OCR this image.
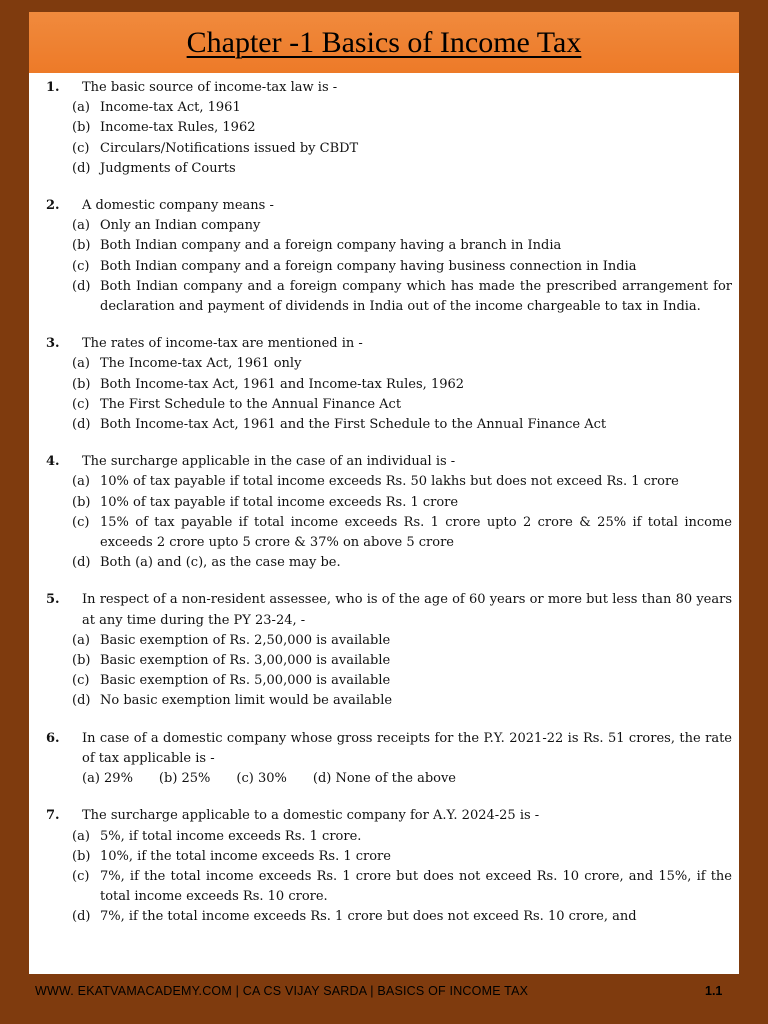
Chapter -1 Basics of Income Tax
1.	The basic source of income-tax law is -
(a) Income-tax Act, 1961
(b) Income-tax Rules, 1962
(c) Circulars/Notifications issued by CBDT
(d) Judgments of Courts
2.	A domestic company means -
(a) Only an Indian company
(b) Both Indian company and a foreign company having a branch in India
(c) Both Indian company and a foreign company having business connection in India
(d) Both Indian company and a foreign company which has made the prescribed arrangement for declaration and payment of dividends in India out of the income chargeable to tax in India.
3.	The rates of income-tax are mentioned in -
(a) The Income-tax Act, 1961 only
(b) Both Income-tax Act, 1961 and Income-tax Rules, 1962
(c) The First Schedule to the Annual Finance Act
(d) Both Income-tax Act, 1961 and the First Schedule to the Annual Finance Act
4.	The surcharge applicable in the case of an individual is -
(a) 10% of tax payable if total income exceeds Rs. 50 lakhs but does not exceed Rs. 1 crore
(b) 10% of tax payable if total income exceeds Rs. 1 crore
(c) 15% of tax payable if total income exceeds Rs. 1 crore upto 2 crore & 25% if total income exceeds 2 crore upto 5 crore & 37% on above 5 crore
(d) Both (a) and (c), as the case may be.
5.	In respect of a non-resident assessee, who is of the age of 60 years or more but less than 80 years at any time during the PY 23-24, -
(a) Basic exemption of Rs. 2,50,000 is available
(b) Basic exemption of Rs. 3,00,000 is available
(c) Basic exemption of Rs. 5,00,000 is available
(d) No basic exemption limit would be available
6.	In case of a domestic company whose gross receipts for the P.Y. 2021-22 is Rs. 51 crores, the rate of tax applicable is -
(a) 29% (b) 25% (c) 30% (d) None of the above
7.	The surcharge applicable to a domestic company for A.Y. 2024-25 is -
(a) 5%, if total income exceeds Rs. 1 crore.
(b) 10%, if the total income exceeds Rs. 1 crore
(c) 7%, if the total income exceeds Rs. 1 crore but does not exceed Rs. 10 crore, and 15%, if the total income exceeds Rs. 10 crore.
(d) 7%, if the total income exceeds Rs. 1 crore but does not exceed Rs. 10 crore, and
WWW. EKATVAMACADEMY.COM | CA CS VIJAY SARDA | BASICS OF INCOME TAX	1.1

################

- Request:
Look through the entries and return every line where "applicable" appears.

- Exercise output:
4.	The surcharge applicable in the case of an individual is -
6.	In case of a domestic company whose gross receipts for the P.Y. 2021-22 is Rs. 51 crores, the rate of tax applicable is -
7.	The surcharge applicable to a domestic company for A.Y. 2024-25 is -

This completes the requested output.